▶ RECORDS FOR PROCESSING
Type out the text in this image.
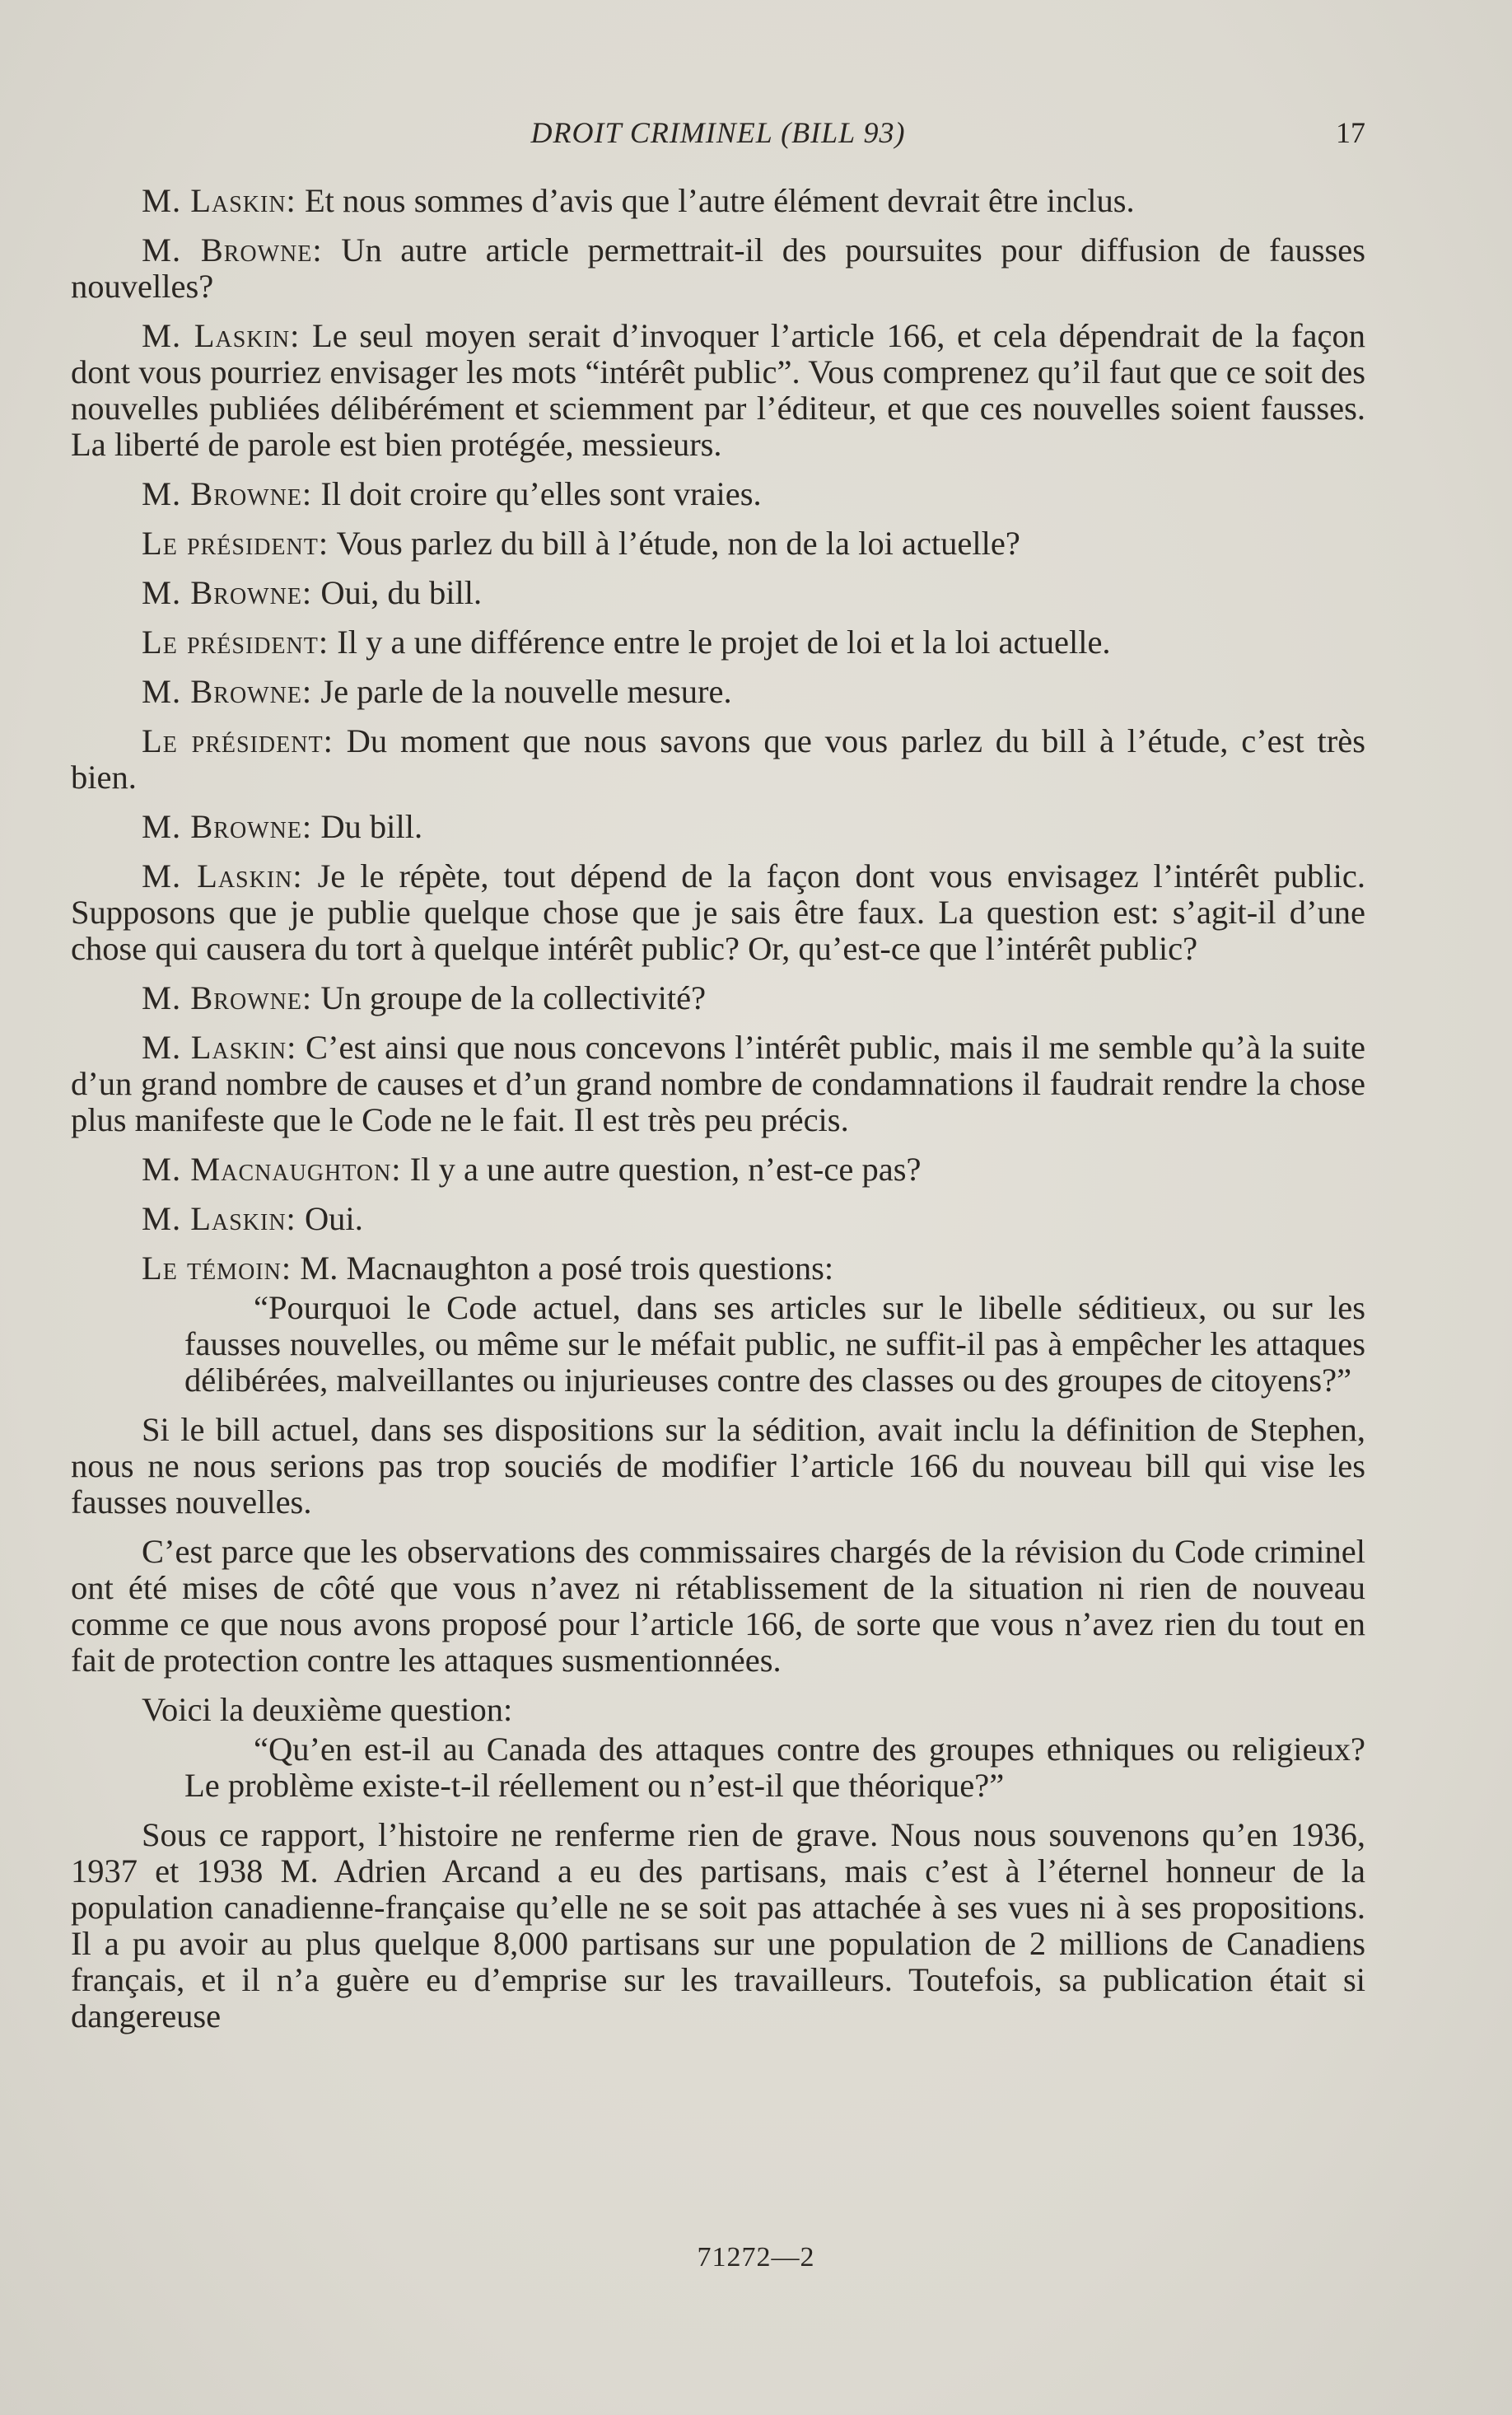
DROIT CRIMINEL (BILL 93)	17

M. Laskin: Et nous sommes d’avis que l’autre élément devrait être inclus.

M. Browne: Un autre article permettrait-il des poursuites pour diffusion de fausses nouvelles?

M. Laskin: Le seul moyen serait d’invoquer l’article 166, et cela dépendrait de la façon dont vous pourriez envisager les mots “intérêt public”. Vous comprenez qu’il faut que ce soit des nouvelles publiées délibérément et sciemment par l’éditeur, et que ces nouvelles soient fausses. La liberté de parole est bien protégée, messieurs.

M. Browne: Il doit croire qu’elles sont vraies.

Le président: Vous parlez du bill à l’étude, non de la loi actuelle?

M. Browne: Oui, du bill.

Le président: Il y a une différence entre le projet de loi et la loi actuelle.

M. Browne: Je parle de la nouvelle mesure.

Le président: Du moment que nous savons que vous parlez du bill à l’étude, c’est très bien.

M. Browne: Du bill.

M. Laskin: Je le répète, tout dépend de la façon dont vous envisagez l’intérêt public. Supposons que je publie quelque chose que je sais être faux. La question est: s’agit-il d’une chose qui causera du tort à quelque intérêt public? Or, qu’est-ce que l’intérêt public?

M. Browne: Un groupe de la collectivité?

M. Laskin: C’est ainsi que nous concevons l’intérêt public, mais il me semble qu’à la suite d’un grand nombre de causes et d’un grand nombre de condamnations il faudrait rendre la chose plus manifeste que le Code ne le fait. Il est très peu précis.

M. Macnaughton: Il y a une autre question, n’est-ce pas?

M. Laskin: Oui.

Le témoin: M. Macnaughton a posé trois questions:

“Pourquoi le Code actuel, dans ses articles sur le libelle séditieux, ou sur les fausses nouvelles, ou même sur le méfait public, ne suffit-il pas à empêcher les attaques délibérées, malveillantes ou injurieuses contre des classes ou des groupes de citoyens?”

Si le bill actuel, dans ses dispositions sur la sédition, avait inclu la définition de Stephen, nous ne nous serions pas trop souciés de modifier l’article 166 du nouveau bill qui vise les fausses nouvelles.

C’est parce que les observations des commissaires chargés de la révision du Code criminel ont été mises de côté que vous n’avez ni rétablissement de la situation ni rien de nouveau comme ce que nous avons proposé pour l’article 166, de sorte que vous n’avez rien du tout en fait de protection contre les attaques susmentionnées.

Voici la deuxième question:

“Qu’en est-il au Canada des attaques contre des groupes ethniques ou religieux? Le problème existe-t-il réellement ou n’est-il que théorique?”

Sous ce rapport, l’histoire ne renferme rien de grave. Nous nous souvenons qu’en 1936, 1937 et 1938 M. Adrien Arcand a eu des partisans, mais c’est à l’éternel honneur de la population canadienne-française qu’elle ne se soit pas attachée à ses vues ni à ses propositions. Il a pu avoir au plus quelque 8,000 partisans sur une population de 2 millions de Canadiens français, et il n’a guère eu d’emprise sur les travailleurs. Toutefois, sa publication était si dangereuse

71272—2
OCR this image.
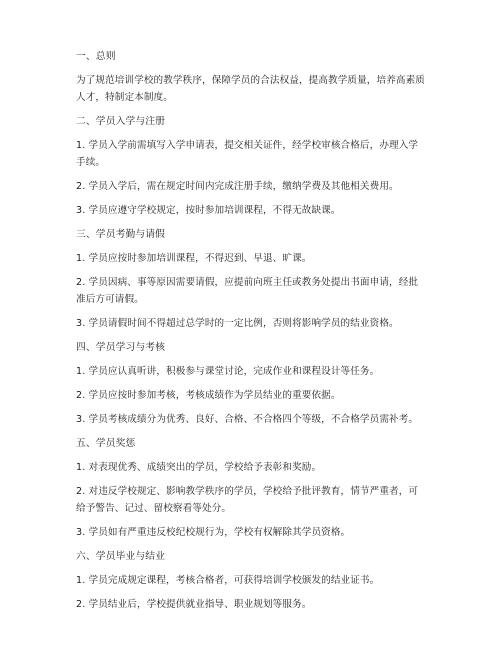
一、总则
为了规范培训学校的教学秩序，保障学员的合法权益，提高教学质量，培养高素质
人才，特制定本制度。
二、学员入学与注册
1. 学员入学前需填写入学申请表，提交相关证件，经学校审核合格后，办理入学
手续。
2. 学员入学后，需在规定时间内完成注册手续，缴纳学费及其他相关费用。
3. 学员应遵守学校规定，按时参加培训课程，不得无故缺课。
三、学员考勤与请假
1. 学员应按时参加培训课程，不得迟到、早退、旷课。
2. 学员因病、事等原因需要请假，应提前向班主任或教务处提出书面申请，经批
准后方可请假。
3. 学员请假时间不得超过总学时的一定比例，否则将影响学员的结业资格。
四、学员学习与考核
1. 学员应认真听讲，积极参与课堂讨论，完成作业和课程设计等任务。
2. 学员应按时参加考核，考核成绩作为学员结业的重要依据。
3. 学员考核成绩分为优秀、良好、合格、不合格四个等级，不合格学员需补考。
五、学员奖惩
1. 对表现优秀、成绩突出的学员，学校给予表彰和奖励。
2. 对违反学校规定、影响教学秩序的学员，学校给予批评教育，情节严重者，可
给予警告、记过、留校察看等处分。
3. 学员如有严重违反校纪校规行为，学校有权解除其学员资格。
六、学员毕业与结业
1. 学员完成规定课程，考核合格者，可获得培训学校颁发的结业证书。
2. 学员结业后，学校提供就业指导、职业规划等服务。
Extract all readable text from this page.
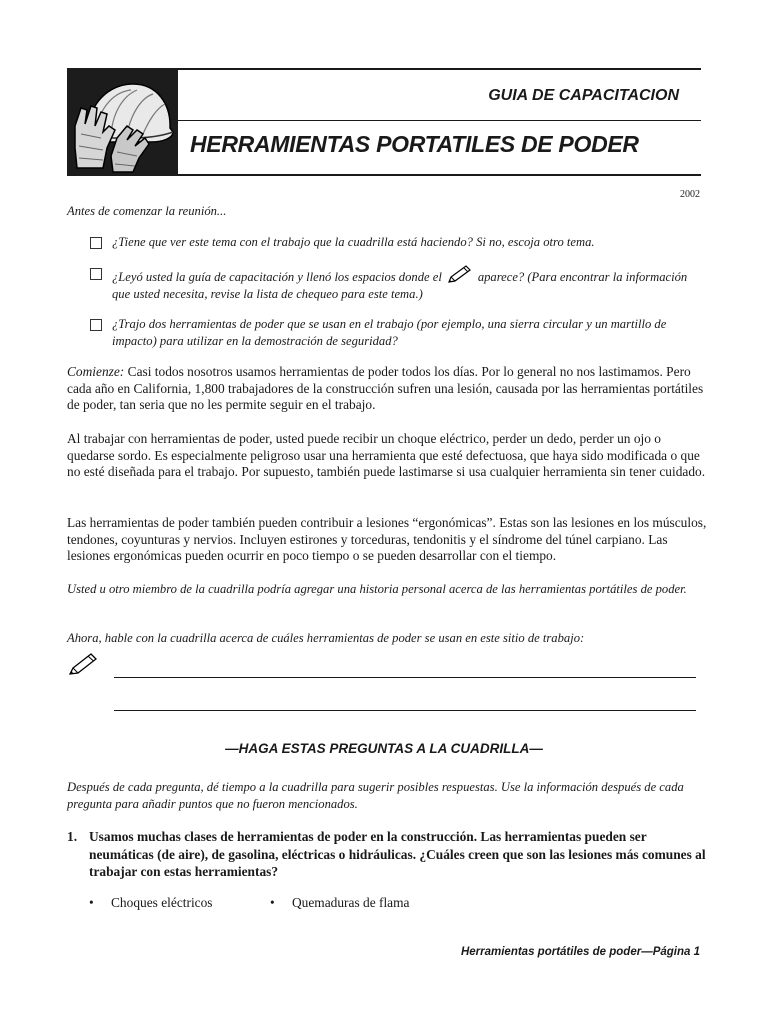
GUIA DE CAPACITACION
HERRAMIENTAS PORTATILES DE PODER
2002
Antes de comenzar la reunión...
¿Tiene que ver este tema con el trabajo que la cuadrilla está haciendo? Si no, escoja otro tema.
¿Leyó usted la guía de capacitación y llenó los espacios donde el	aparece? (Para encontrar la información que usted necesita, revise la lista de chequeo para este tema.)
¿Trajo dos herramientas de poder que se usan en el trabajo (por ejemplo, una sierra circular y un martillo de impacto) para utilizar en la demostración de seguridad?
Comienze: Casi todos nosotros usamos herramientas de poder todos los días. Por lo general no nos lastimamos. Pero cada año en California, 1,800 trabajadores de la construcción sufren una lesión, causada por las herramientas portátiles de poder, tan seria que no les permite seguir en el trabajo.
Al trabajar con herramientas de poder, usted puede recibir un choque eléctrico, perder un dedo, perder un ojo o quedarse sordo. Es especialmente peligroso usar una herramienta que esté defectuosa, que haya sido modificada o que no esté diseñada para el trabajo. Por supuesto, también puede lastimarse si usa cualquier herramienta sin tener cuidado.
Las herramientas de poder también pueden contribuir a lesiones “ergonómicas”. Estas son las lesiones en los músculos, tendones, coyunturas y nervios. Incluyen estirones y torceduras, tendonitis y el síndrome del túnel carpiano. Las lesiones ergonómicas pueden ocurrir en poco tiempo o se pueden desarrollar con el tiempo.
Usted u otro miembro de la cuadrilla podría agregar una historia personal acerca de las herramientas portátiles de poder.
Ahora, hable con la cuadrilla acerca de cuáles herramientas de poder se usan en este sitio de trabajo:
—HAGA ESTAS PREGUNTAS A LA CUADRILLA—
Después de cada pregunta, dé tiempo a la cuadrilla para sugerir posibles respuestas. Use la información después de cada pregunta para añadir puntos que no fueron mencionados.
1. Usamos muchas clases de herramientas de poder en la construcción. Las herramientas pueden ser neumáticas (de aire), de gasolina, eléctricas o hidráulicas. ¿Cuáles creen que son las lesiones más comunes al trabajar con estas herramientas?
• Choques eléctricos	• Quemaduras de flama
Herramientas portátiles de poder—Página 1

▶ TASK STATEMENT
Show, from the listing above, each line that contains the word "text".

▶ ANSWER TO THIS PROBLEM
Type out the text in this image.
Extract all readable text from this page.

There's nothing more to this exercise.